WHAT THE TASK REQUIRES.
Copy the records that follow exactly as written, but not their pictures.

RECORDS FOR THE EXERCISE.

== == ==

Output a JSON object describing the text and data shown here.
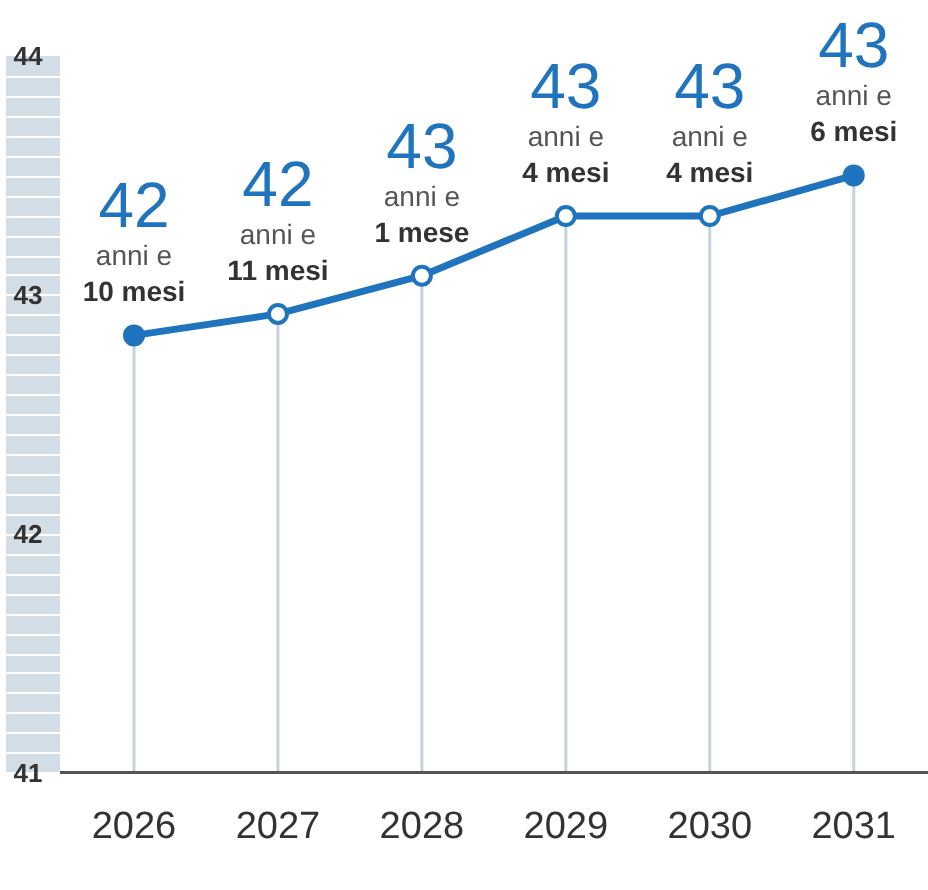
{
  "chart_data": {
    "type": "line",
    "categories": [
      "2026",
      "2027",
      "2028",
      "2029",
      "2030",
      "2031"
    ],
    "series": [
      {
        "color": "#1f74bd",
        "values": [
          42.83,
          42.92,
          43.08,
          43.33,
          43.33,
          43.5
        ]
      }
    ],
    "annotations": [
      {
        "text": "42\nanni e\n10 mesi",
        "x": "2026",
        "y": 42.83
      },
      {
        "text": "42\nanni e\n11 mesi",
        "x": "2027",
        "y": 42.92
      },
      {
        "text": "43\nanni e\n1 mese",
        "x": "2028",
        "y": 43.08
      },
      {
        "text": "43\nanni e\n4 mesi",
        "x": "2029",
        "y": 43.33
      },
      {
        "text": "43\nanni e\n4 mesi",
        "x": "2030",
        "y": 43.33
      },
      {
        "text": "43\nanni e\n6 mesi",
        "x": "2031",
        "y": 43.5
      }
    ],
    "ylim": [
      41,
      44
    ],
    "yticks": [
      41,
      42,
      43,
      44
    ],
    "marker": "circle",
    "line_style": "solid",
    "grid": "x",
    "legend": false
  }
}
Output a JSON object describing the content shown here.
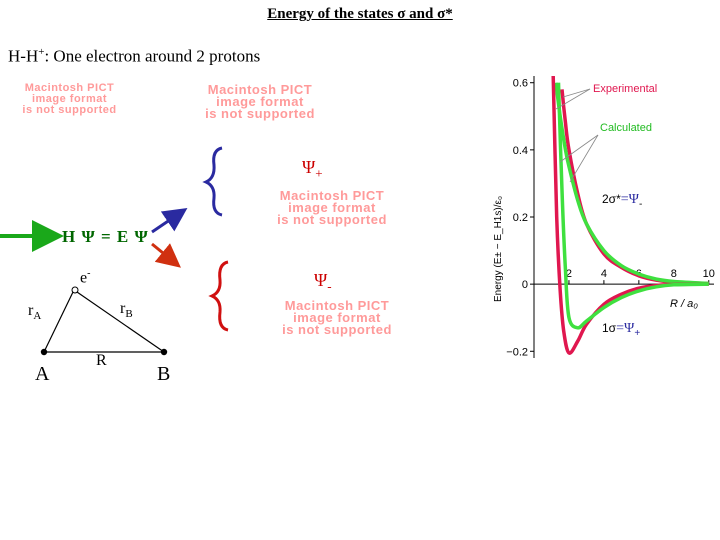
{
  "title": "Energy of the states σ and σ*",
  "subtitle_prefix": "H-H",
  "subtitle_sup": "+",
  "subtitle_rest": ": One electron around 2 protons",
  "placeholders": {
    "p1": [
      "Macintosh PICT",
      "image format",
      "is not supported"
    ],
    "p2": [
      "Macintosh PICT",
      "image format",
      "is not supported"
    ],
    "p3": [
      "Macintosh PICT",
      "image format",
      "is not supported"
    ],
    "p4": [
      "Macintosh PICT",
      "image format",
      "is not supported"
    ]
  },
  "psi_plus": "Ψ",
  "psi_plus_sub": "+",
  "psi_minus": "Ψ",
  "psi_minus_sub": "-",
  "schrodinger": "H Ψ = E Ψ",
  "electron": "e",
  "electron_sup": "-",
  "rA_main": "r",
  "rA_sub": "A",
  "rB_main": "r",
  "rB_sub": "B",
  "R_label": "R",
  "A_label": "A",
  "B_label": "B",
  "colors": {
    "experimental": "#e0174f",
    "calculated": "#3fe03f",
    "arrow_green": "#1aa81a",
    "arrow_blue": "#2a2aa0",
    "arrow_red": "#d03010",
    "brace_blue": "#2a2aa0",
    "brace_red": "#d01010"
  },
  "chart_data": {
    "type": "line",
    "ylabel": "Energy (E± − E_H1s)/ε₀",
    "xlabel": "R / a₀",
    "xlim": [
      0,
      10.3
    ],
    "ylim": [
      -0.22,
      0.62
    ],
    "x_ticks": [
      "2",
      "4",
      "6",
      "8",
      "10"
    ],
    "y_ticks": [
      "0.6",
      "0.4",
      "0.2",
      "0",
      "−0.2"
    ],
    "series": [
      {
        "name": "Experimental",
        "state": "sigma_star",
        "x": [
          1.6,
          1.8,
          2.0,
          2.5,
          3.0,
          4.0,
          5.0,
          6.0,
          7.0,
          8.0,
          10.0
        ],
        "y": [
          0.58,
          0.48,
          0.4,
          0.27,
          0.18,
          0.09,
          0.05,
          0.025,
          0.012,
          0.006,
          0.002
        ]
      },
      {
        "name": "Calculated",
        "state": "sigma_star",
        "x": [
          1.25,
          1.5,
          1.8,
          2.0,
          2.5,
          3.0,
          4.0,
          5.0,
          6.0,
          7.0,
          8.0,
          10.0
        ],
        "y": [
          0.6,
          0.5,
          0.4,
          0.35,
          0.25,
          0.18,
          0.1,
          0.055,
          0.03,
          0.015,
          0.008,
          0.002
        ]
      },
      {
        "name": "Experimental",
        "state": "sigma",
        "x": [
          1.1,
          1.3,
          1.5,
          1.7,
          2.0,
          2.5,
          3.0,
          4.0,
          5.0,
          6.0,
          7.0,
          8.0,
          10.0
        ],
        "y": [
          0.62,
          0.2,
          -0.02,
          -0.14,
          -0.205,
          -0.17,
          -0.12,
          -0.06,
          -0.03,
          -0.012,
          -0.004,
          -0.001,
          0.0
        ]
      },
      {
        "name": "Calculated",
        "state": "sigma",
        "x": [
          1.4,
          1.6,
          1.8,
          2.0,
          2.5,
          3.0,
          4.0,
          5.0,
          6.0,
          7.0,
          8.0,
          10.0
        ],
        "y": [
          0.6,
          0.28,
          0.04,
          -0.1,
          -0.13,
          -0.11,
          -0.07,
          -0.04,
          -0.02,
          -0.008,
          -0.002,
          0.0
        ]
      }
    ],
    "annotations": [
      "Experimental",
      "Calculated"
    ],
    "state_labels": {
      "upper": "2σ*",
      "upper_eq": "=Ψ",
      "upper_sub": "-",
      "lower": "1σ",
      "lower_eq": "=Ψ",
      "lower_sub": "+"
    }
  }
}
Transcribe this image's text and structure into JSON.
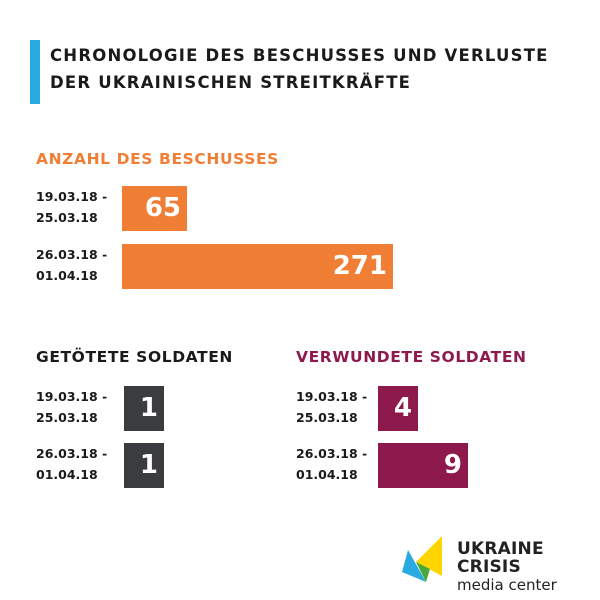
{
  "header": {
    "title_line1": "Chronologie des Beschusses und Verluste",
    "title_line2": "der ukrainischen Streitkräfte"
  },
  "colors": {
    "accent": "#29abe2",
    "shelling": "#f07f35",
    "killed": "#3b3c40",
    "wounded": "#8e1a4d"
  },
  "labels": {
    "p1_line1": "19.03.18 -",
    "p1_line2": "25.03.18",
    "p2_line1": "26.03.18 -",
    "p2_line2": "01.04.18"
  },
  "chart_data": [
    {
      "type": "bar",
      "title": "Anzahl des Beschusses",
      "categories": [
        "19.03.18 - 25.03.18",
        "26.03.18 - 01.04.18"
      ],
      "values": [
        65,
        271
      ],
      "labels": [
        "65",
        "271"
      ]
    },
    {
      "type": "bar",
      "title": "Getötete Soldaten",
      "categories": [
        "19.03.18 - 25.03.18",
        "26.03.18 - 01.04.18"
      ],
      "values": [
        1,
        1
      ],
      "labels": [
        "1",
        "1"
      ]
    },
    {
      "type": "bar",
      "title": "Verwundete Soldaten",
      "categories": [
        "19.03.18 - 25.03.18",
        "26.03.18 - 01.04.18"
      ],
      "values": [
        4,
        9
      ],
      "labels": [
        "4",
        "9"
      ]
    }
  ],
  "logo": {
    "name_line1": "UKRAINE CRISIS",
    "name_line2": "media center",
    "icon": "ucmc-logo-icon"
  }
}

== == ==

FINISHED ANSWER.
Output a JSON object describing the text and data shown here.
{
  "chart_data": {
    "type": "line",
    "categories": [
      "2026",
      "2027",
      "2028",
      "2029",
      "2030",
      "2031"
    ],
    "series": [
      {
        "color": "#1f74bd",
        "values": [
          42.83,
          42.92,
          43.08,
          43.33,
          43.33,
          43.5
        ]
      }
    ],
    "annotations": [
      {
        "text": "42\nanni e\n10 mesi",
        "x": "2026",
        "y": 42.83
      },
      {
        "text": "42\nanni e\n11 mesi",
        "x": "2027",
        "y": 42.92
      },
      {
        "text": "43\nanni e\n1 mese",
        "x": "2028",
        "y": 43.08
      },
      {
        "text": "43\nanni e\n4 mesi",
        "x": "2029",
        "y": 43.33
      },
      {
        "text": "43\nanni e\n4 mesi",
        "x": "2030",
        "y": 43.33
      },
      {
        "text": "43\nanni e\n6 mesi",
        "x": "2031",
        "y": 43.5
      }
    ],
    "ylim": [
      41,
      44
    ],
    "yticks": [
      41,
      42,
      43,
      44
    ],
    "marker": "circle",
    "line_style": "solid",
    "grid": "x",
    "legend": false
  }
}
Output a JSON object describing the content shown here.
{
  "title": "Energy of the states σ and σ*",
  "subtitle_prefix": "H-H",
  "subtitle_sup": "+",
  "subtitle_rest": ": One electron around 2 protons",
  "placeholders": {
    "p1": [
      "Macintosh PICT",
      "image format",
      "is not supported"
    ],
    "p2": [
      "Macintosh PICT",
      "image format",
      "is not supported"
    ],
    "p3": [
      "Macintosh PICT",
      "image format",
      "is not supported"
    ],
    "p4": [
      "Macintosh PICT",
      "image format",
      "is not supported"
    ]
  },
  "psi_plus": "Ψ",
  "psi_plus_sub": "+",
  "psi_minus": "Ψ",
  "psi_minus_sub": "-",
  "schrodinger": "H Ψ = E Ψ",
  "electron": "e",
  "electron_sup": "-",
  "rA_main": "r",
  "rA_sub": "A",
  "rB_main": "r",
  "rB_sub": "B",
  "R_label": "R",
  "A_label": "A",
  "B_label": "B",
  "colors": {
    "experimental": "#e0174f",
    "calculated": "#3fe03f",
    "arrow_green": "#1aa81a",
    "arrow_blue": "#2a2aa0",
    "arrow_red": "#d03010",
    "brace_blue": "#2a2aa0",
    "brace_red": "#d01010"
  },
  "chart_data": {
    "type": "line",
    "ylabel": "Energy (E± − E_H1s)/ε₀",
    "xlabel": "R / a₀",
    "xlim": [
      0,
      10.3
    ],
    "ylim": [
      -0.22,
      0.62
    ],
    "x_ticks": [
      "2",
      "4",
      "6",
      "8",
      "10"
    ],
    "y_ticks": [
      "0.6",
      "0.4",
      "0.2",
      "0",
      "−0.2"
    ],
    "series": [
      {
        "name": "Experimental",
        "state": "sigma_star",
        "x": [
          1.6,
          1.8,
          2.0,
          2.5,
          3.0,
          4.0,
          5.0,
          6.0,
          7.0,
          8.0,
          10.0
        ],
        "y": [
          0.58,
          0.48,
          0.4,
          0.27,
          0.18,
          0.09,
          0.05,
          0.025,
          0.012,
          0.006,
          0.002
        ]
      },
      {
        "name": "Calculated",
        "state": "sigma_star",
        "x": [
          1.25,
          1.5,
          1.8,
          2.0,
          2.5,
          3.0,
          4.0,
          5.0,
          6.0,
          7.0,
          8.0,
          10.0
        ],
        "y": [
          0.6,
          0.5,
          0.4,
          0.35,
          0.25,
          0.18,
          0.1,
          0.055,
          0.03,
          0.015,
          0.008,
          0.002
        ]
      },
      {
        "name": "Experimental",
        "state": "sigma",
        "x": [
          1.1,
          1.3,
          1.5,
          1.7,
          2.0,
          2.5,
          3.0,
          4.0,
          5.0,
          6.0,
          7.0,
          8.0,
          10.0
        ],
        "y": [
          0.62,
          0.2,
          -0.02,
          -0.14,
          -0.205,
          -0.17,
          -0.12,
          -0.06,
          -0.03,
          -0.012,
          -0.004,
          -0.001,
          0.0
        ]
      },
      {
        "name": "Calculated",
        "state": "sigma",
        "x": [
          1.4,
          1.6,
          1.8,
          2.0,
          2.5,
          3.0,
          4.0,
          5.0,
          6.0,
          7.0,
          8.0,
          10.0
        ],
        "y": [
          0.6,
          0.28,
          0.04,
          -0.1,
          -0.13,
          -0.11,
          -0.07,
          -0.04,
          -0.02,
          -0.008,
          -0.002,
          0.0
        ]
      }
    ],
    "annotations": [
      "Experimental",
      "Calculated"
    ],
    "state_labels": {
      "upper": "2σ*",
      "upper_eq": "=Ψ",
      "upper_sub": "-",
      "lower": "1σ",
      "lower_eq": "=Ψ",
      "lower_sub": "+"
    }
  }
}
Transcribe this image's text and structure into JSON.
{
  "header": {
    "title_line1": "Chronologie des Beschusses und Verluste",
    "title_line2": "der ukrainischen Streitkräfte"
  },
  "colors": {
    "accent": "#29abe2",
    "shelling": "#f07f35",
    "killed": "#3b3c40",
    "wounded": "#8e1a4d"
  },
  "labels": {
    "p1_line1": "19.03.18 -",
    "p1_line2": "25.03.18",
    "p2_line1": "26.03.18 -",
    "p2_line2": "01.04.18"
  },
  "chart_data": [
    {
      "type": "bar",
      "title": "Anzahl des Beschusses",
      "categories": [
        "19.03.18 - 25.03.18",
        "26.03.18 - 01.04.18"
      ],
      "values": [
        65,
        271
      ],
      "labels": [
        "65",
        "271"
      ]
    },
    {
      "type": "bar",
      "title": "Getötete Soldaten",
      "categories": [
        "19.03.18 - 25.03.18",
        "26.03.18 - 01.04.18"
      ],
      "values": [
        1,
        1
      ],
      "labels": [
        "1",
        "1"
      ]
    },
    {
      "type": "bar",
      "title": "Verwundete Soldaten",
      "categories": [
        "19.03.18 - 25.03.18",
        "26.03.18 - 01.04.18"
      ],
      "values": [
        4,
        9
      ],
      "labels": [
        "4",
        "9"
      ]
    }
  ],
  "logo": {
    "name_line1": "UKRAINE CRISIS",
    "name_line2": "media center",
    "icon": "ucmc-logo-icon"
  }
}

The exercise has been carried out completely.